* WORK TO BE COMPLETED
All the data should be repeated exactly. Any image in it is left out.

## Begin INPUT ROWS

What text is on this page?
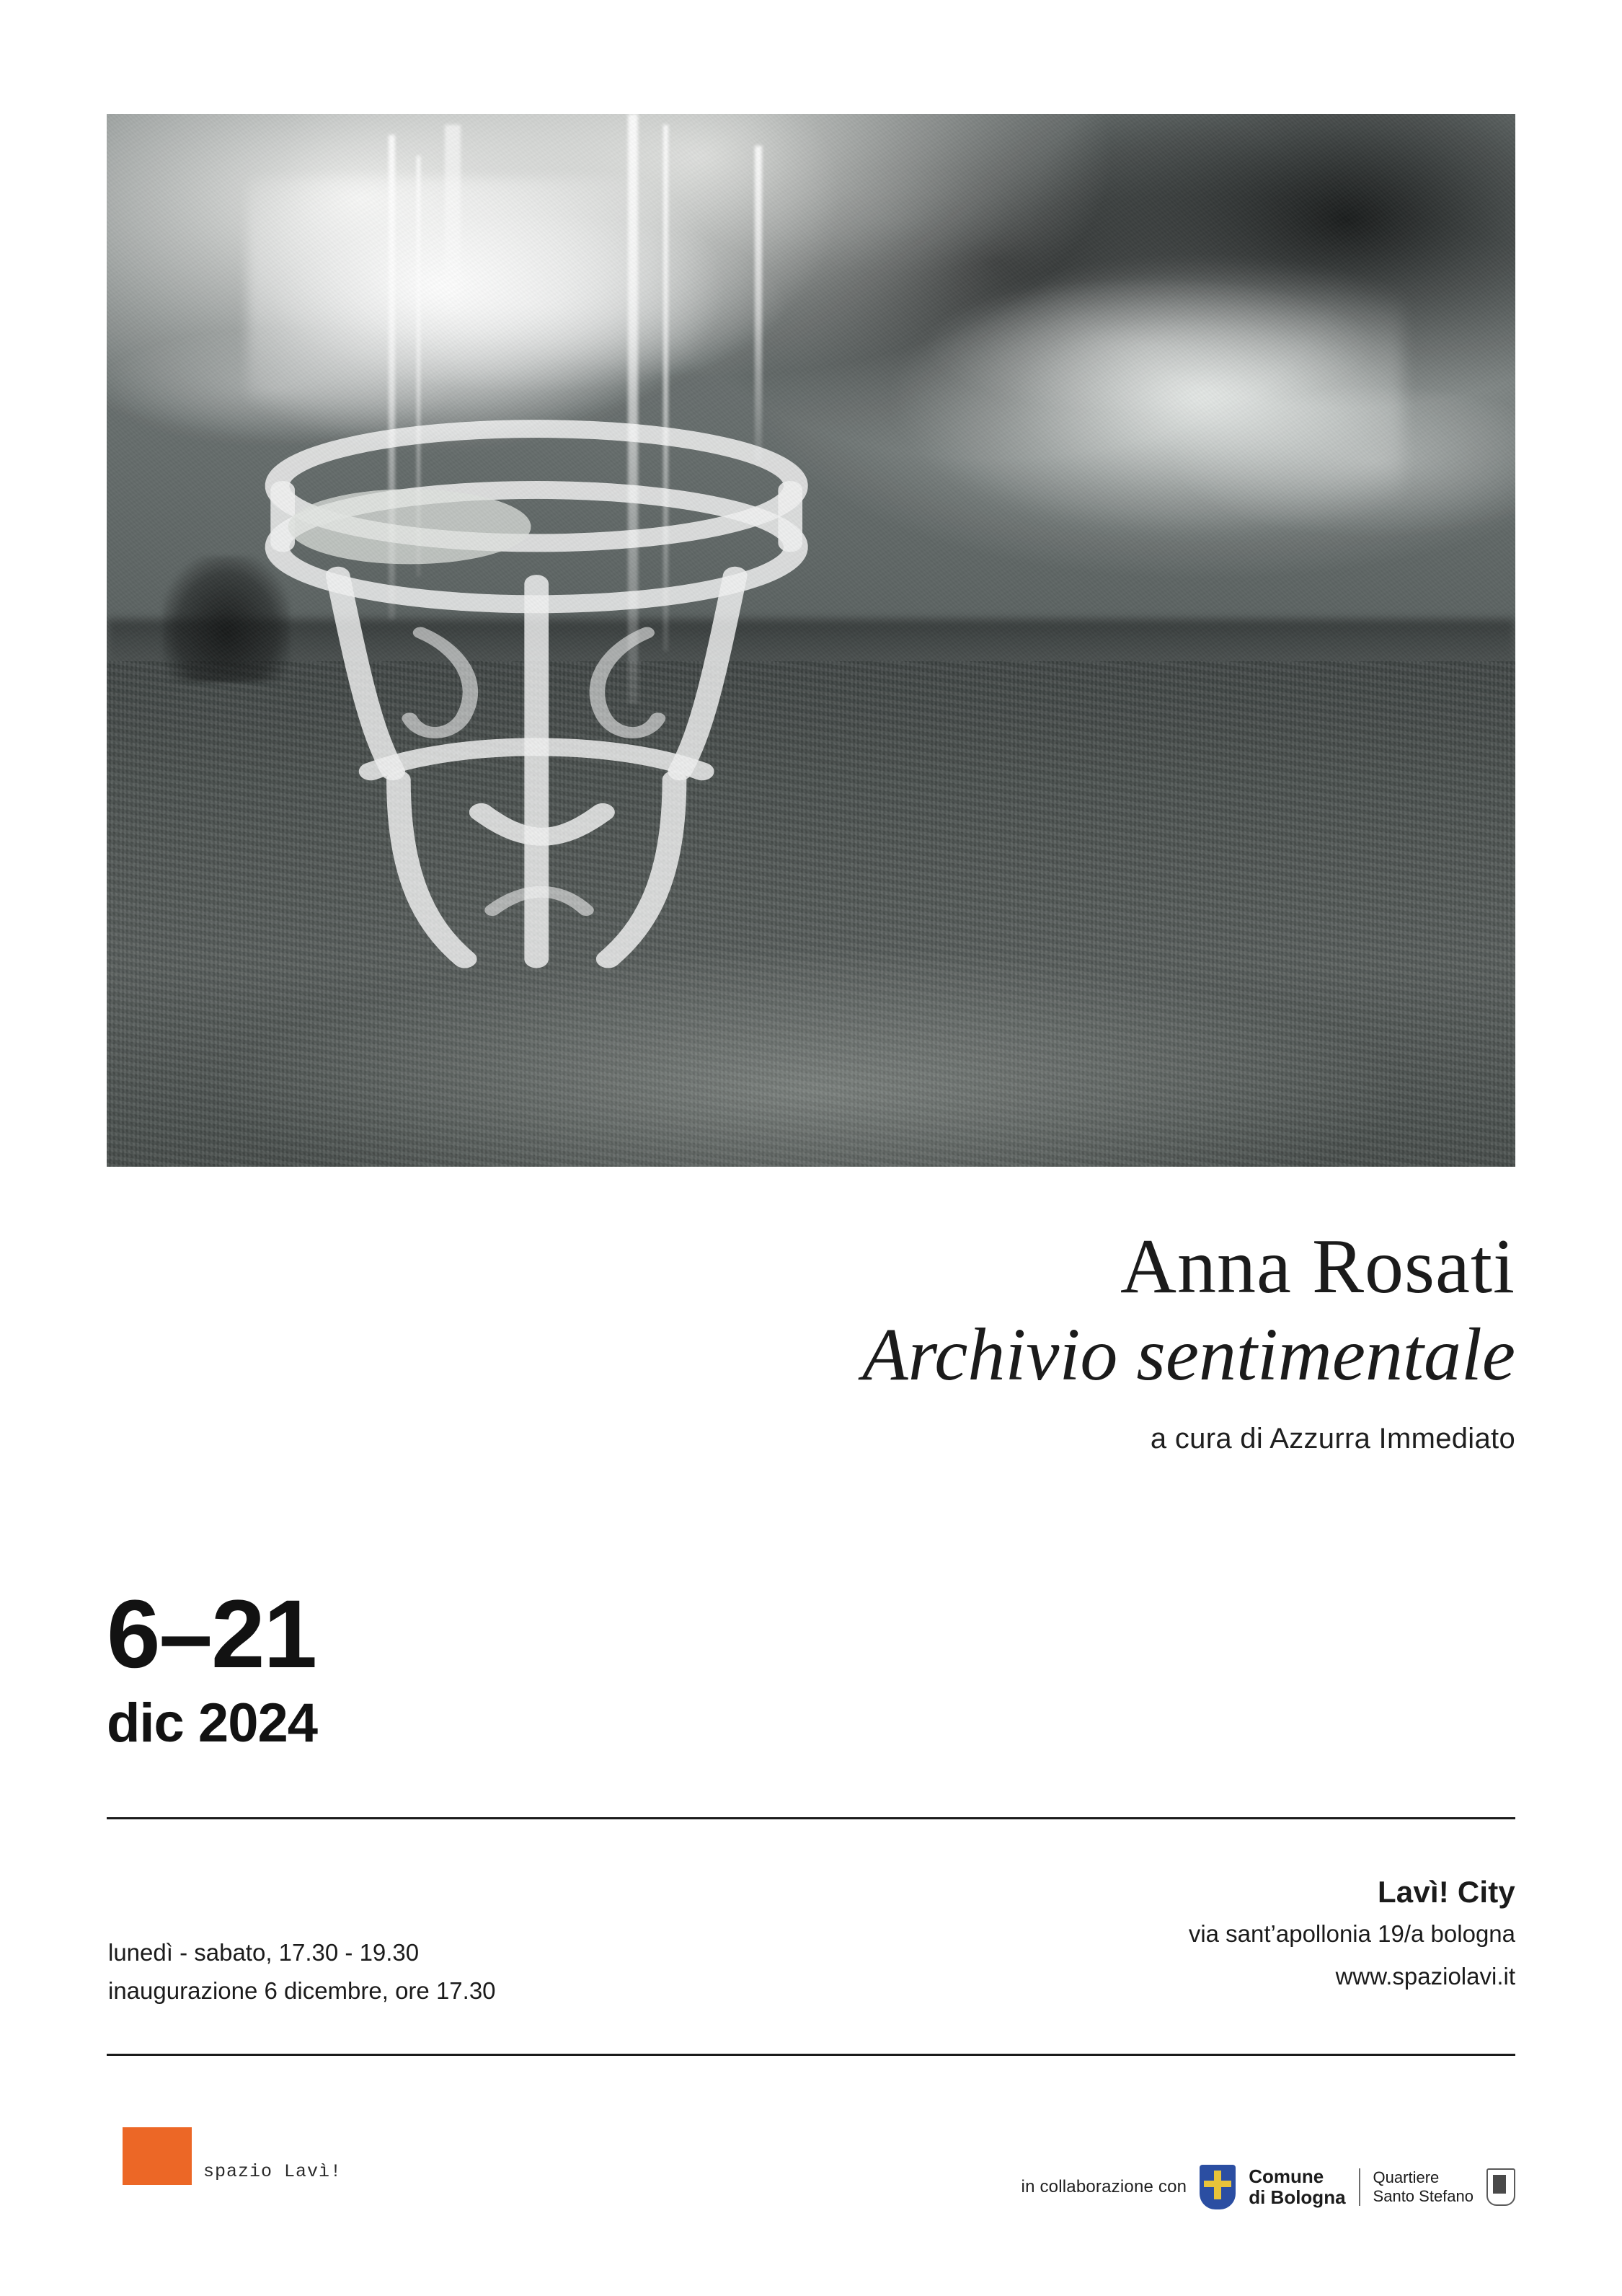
Anna Rosati
Archivio sentimentale
a cura di Azzurra Immediato
6–21
dic 2024
lunedì - sabato, 17.30 - 19.30
inaugurazione 6 dicembre, ore 17.30
Lavì! City
via sant’apollonia 19/a bologna
www.spaziolavi.it
spazio Lavì!
in collaborazione con	Comune
di Bologna
Quartiere
Santo Stefano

## End INPUT ROWS

* ANSWER TO THIS PROBLEM
What text is on this page?
Anna Rosati
Archivio sentimentale
a cura di Azzurra Immediato
6–21
dic 2024
lunedì - sabato, 17.30 - 19.30
inaugurazione 6 dicembre, ore 17.30
Lavì! City
via sant’apollonia 19/a bologna
www.spaziolavi.it
spazio Lavì!
in collaborazione con	Comune
di Bologna
Quartiere
Santo Stefano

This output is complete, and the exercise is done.